*** Extracted records ***
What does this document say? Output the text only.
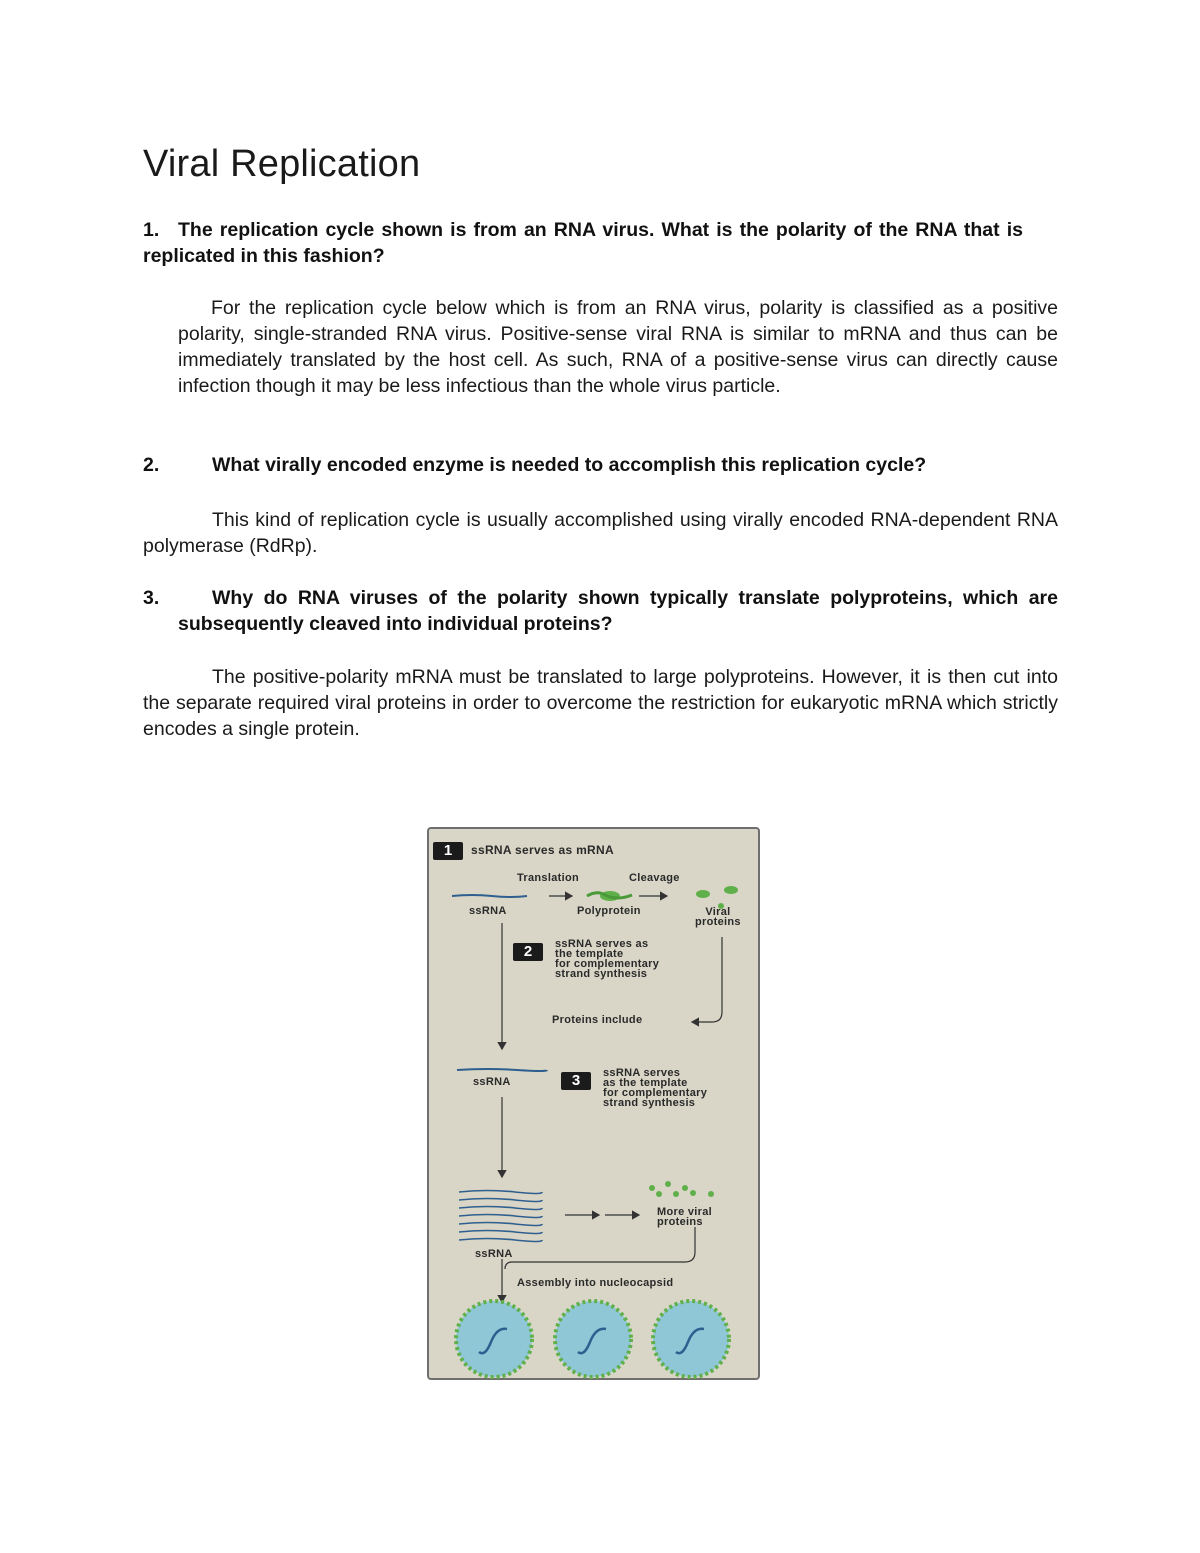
Viral Replication
1. The replication cycle shown is from an RNA virus. What is the polarity of the RNA that is replicated in this fashion?
For the replication cycle below which is from an RNA virus, polarity is classified as a positive polarity, single-stranded RNA virus. Positive-sense viral RNA is similar to mRNA and thus can be immediately translated by the host cell. As such, RNA of a positive-sense virus can directly cause infection though it may be less infectious than the whole virus particle.
2.	What virally encoded enzyme is needed to accomplish this replication cycle?
This kind of replication cycle is usually accomplished using virally encoded RNA-dependent RNA polymerase (RdRp).
3.	Why do RNA viruses of the polarity shown typically translate polyproteins, which are subsequently cleaved into individual proteins?
The positive-polarity mRNA must be translated to large polyproteins. However, it is then cut into the separate required viral proteins in order to overcome the restriction for eukaryotic mRNA which strictly encodes a single protein.
1	ssRNA serves as mRNA
Translation	Cleavage
ssRNA	Polyprotein	Viral
proteins
2	ssRNA serves as
the template
for complementary
strand synthesis
Proteins include
ssRNA	3	ssRNA serves
as the template
for complementary
strand synthesis
More viral
proteins
ssRNA
Assembly into nucleocapsid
*** End of Extracted records ***
* Exercise requirements *
When a line of the records holds the word "serves", copy that line.

* Answer to the exercise *
1	ssRNA serves as mRNA
2	ssRNA serves as
ssRNA	3	ssRNA serves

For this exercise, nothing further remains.